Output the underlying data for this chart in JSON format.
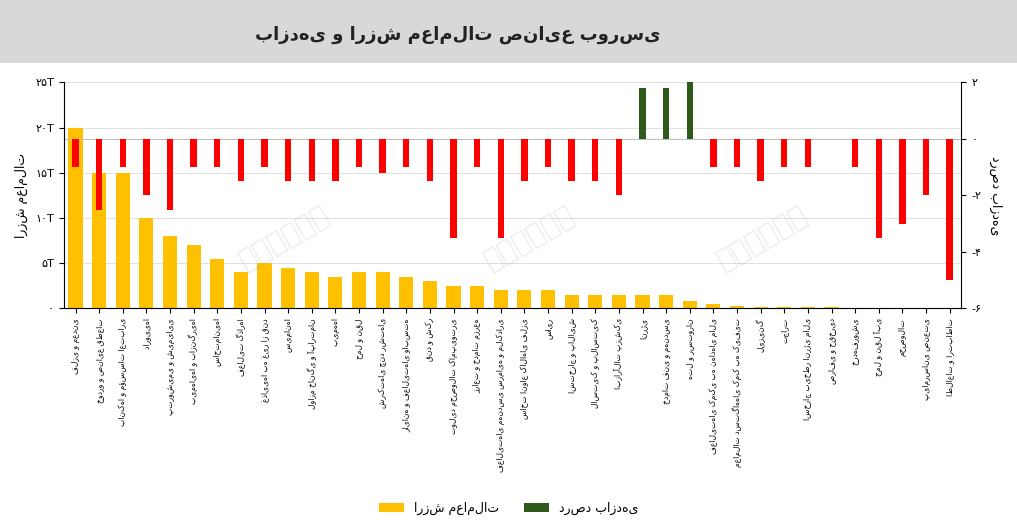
{
  "title": "بازدهی و ارزش معاملات صنایع بورسی",
  "ylabel_left": "ارزش معاملات",
  "ylabel_right": "درصد بازدهی",
  "ylim_left": [
    0,
    25
  ],
  "ylim_right": [
    -6,
    2
  ],
  "ytick_labels_left": [
    "۰",
    "۵T",
    "۱۰T",
    "۱۵T",
    "۲۰T",
    "۲۵T"
  ],
  "yticks_left_vals": [
    0,
    5,
    10,
    15,
    20,
    25
  ],
  "ytick_labels_right": [
    "-۶",
    "-۴",
    "-۲",
    "۰",
    "۲"
  ],
  "yticks_right_vals": [
    -6,
    -4,
    -2,
    0,
    2
  ],
  "categories": [
    "فلزی و معدنی",
    "خودرو و صنایع قطعات",
    "بانک‌ها و مؤسسات اعتباری",
    "دارویی‌ها",
    "پتروشیمی و شیمیایی",
    "بیمه‌ای‌ها و بازنگری‌ها",
    "ساختمانی‌ها",
    "فعالیت گذارها",
    "غذایی‌ها به غیر از قند",
    "سیمان‌ها",
    "لوازم خانگی و آپارتمان",
    "بیمه‌ها",
    "حمل و نقل",
    "شرکت‌های چند رشته‌ای",
    "رایانه و فعالیت‌های وابسته",
    "قند و شکر",
    "تولید محصولات کامپیوتری",
    "زراعت و خدمات مزرعه",
    "فعالیت‌های مهندسی سرمایه و ملکداری",
    "ساخت انواع کالاهای فلزی",
    "سایر",
    "استخراج و پالایش",
    "لاستیک و پلاستیک",
    "ابزارآلات پزشکی",
    "انرژی",
    "خدمات فنی و مهندسی",
    "هتل و رستوران",
    "فعالیت‌های کمکی به نهادهای مالی",
    "معاملات دستگاه‌های کمک به کیفیت",
    "لیزینگ",
    "تجارت",
    "اسخراج بی‌خطر انرژی مالی",
    "صرافی و حق‌خرید",
    "خرده‌فروشی",
    "حمل و نقل آبی",
    "محصولات",
    "پیام‌رسانی صنعتی",
    "اطلاعات و ارتباطات"
  ],
  "trading_values": [
    20,
    15,
    15,
    10,
    8,
    7,
    5.5,
    4,
    5,
    4.5,
    4,
    3.5,
    4,
    4,
    3.5,
    3,
    2.5,
    2.5,
    2,
    2,
    2,
    1.5,
    1.5,
    1.5,
    1.5,
    1.5,
    0.8,
    0.5,
    0.3,
    0.2,
    0.2,
    0.15,
    0.12,
    0.1,
    0.08,
    0.06,
    0.05,
    0.05
  ],
  "return_pct": [
    -1.0,
    -2.5,
    -1.0,
    -2.0,
    -2.5,
    -1.0,
    -1.0,
    -1.5,
    -1.0,
    -1.5,
    -1.5,
    -1.5,
    -1.0,
    -1.2,
    -1.0,
    -1.5,
    -3.5,
    -1.0,
    -3.5,
    -1.5,
    -1.0,
    -1.5,
    -1.5,
    -2.0,
    1.8,
    1.8,
    2.0,
    -1.0,
    -1.0,
    -1.5,
    -1.0,
    -1.0,
    0.0,
    -1.0,
    -3.5,
    -3.0,
    -2.0,
    -5.0
  ],
  "bar_color_value": "#FFC000",
  "bar_color_neg": "#FF0000",
  "bar_color_pos": "#2D5A1B",
  "background_color": "#FFFFFF",
  "legend_value_label": "ارزش معاملات",
  "legend_return_label": "درصد بازدهی",
  "watermark": "تابناک"
}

━━━

Write the material out again exactly as it appears, dropping the pictures.

● **Output**
Output the underlying data for this chart in JSON format.
{
  "title": "بازدهی و ارزش معاملات صنایع بورسی",
  "ylabel_left": "ارزش معاملات",
  "ylabel_right": "درصد بازدهی",
  "ylim_left": [
    0,
    25
  ],
  "ylim_right": [
    -6,
    2
  ],
  "ytick_labels_left": [
    "۰",
    "۵T",
    "۱۰T",
    "۱۵T",
    "۲۰T",
    "۲۵T"
  ],
  "yticks_left_vals": [
    0,
    5,
    10,
    15,
    20,
    25
  ],
  "ytick_labels_right": [
    "-۶",
    "-۴",
    "-۲",
    "۰",
    "۲"
  ],
  "yticks_right_vals": [
    -6,
    -4,
    -2,
    0,
    2
  ],
  "categories": [
    "فلزی و معدنی",
    "خودرو و صنایع قطعات",
    "بانک‌ها و مؤسسات اعتباری",
    "دارویی‌ها",
    "پتروشیمی و شیمیایی",
    "بیمه‌ای‌ها و بازنگری‌ها",
    "ساختمانی‌ها",
    "فعالیت گذارها",
    "غذایی‌ها به غیر از قند",
    "سیمان‌ها",
    "لوازم خانگی و آپارتمان",
    "بیمه‌ها",
    "حمل و نقل",
    "شرکت‌های چند رشته‌ای",
    "رایانه و فعالیت‌های وابسته",
    "قند و شکر",
    "تولید محصولات کامپیوتری",
    "زراعت و خدمات مزرعه",
    "فعالیت‌های مهندسی سرمایه و ملکداری",
    "ساخت انواع کالاهای فلزی",
    "سایر",
    "استخراج و پالایش",
    "لاستیک و پلاستیک",
    "ابزارآلات پزشکی",
    "انرژی",
    "خدمات فنی و مهندسی",
    "هتل و رستوران",
    "فعالیت‌های کمکی به نهادهای مالی",
    "معاملات دستگاه‌های کمک به کیفیت",
    "لیزینگ",
    "تجارت",
    "اسخراج بی‌خطر انرژی مالی",
    "صرافی و حق‌خرید",
    "خرده‌فروشی",
    "حمل و نقل آبی",
    "محصولات",
    "پیام‌رسانی صنعتی",
    "اطلاعات و ارتباطات"
  ],
  "trading_values": [
    20,
    15,
    15,
    10,
    8,
    7,
    5.5,
    4,
    5,
    4.5,
    4,
    3.5,
    4,
    4,
    3.5,
    3,
    2.5,
    2.5,
    2,
    2,
    2,
    1.5,
    1.5,
    1.5,
    1.5,
    1.5,
    0.8,
    0.5,
    0.3,
    0.2,
    0.2,
    0.15,
    0.12,
    0.1,
    0.08,
    0.06,
    0.05,
    0.05
  ],
  "return_pct": [
    -1.0,
    -2.5,
    -1.0,
    -2.0,
    -2.5,
    -1.0,
    -1.0,
    -1.5,
    -1.0,
    -1.5,
    -1.5,
    -1.5,
    -1.0,
    -1.2,
    -1.0,
    -1.5,
    -3.5,
    -1.0,
    -3.5,
    -1.5,
    -1.0,
    -1.5,
    -1.5,
    -2.0,
    1.8,
    1.8,
    2.0,
    -1.0,
    -1.0,
    -1.5,
    -1.0,
    -1.0,
    0.0,
    -1.0,
    -3.5,
    -3.0,
    -2.0,
    -5.0
  ],
  "bar_color_value": "#FFC000",
  "bar_color_neg": "#FF0000",
  "bar_color_pos": "#2D5A1B",
  "background_color": "#FFFFFF",
  "legend_value_label": "ارزش معاملات",
  "legend_return_label": "درصد بازدهی",
  "watermark": "تابناک"
}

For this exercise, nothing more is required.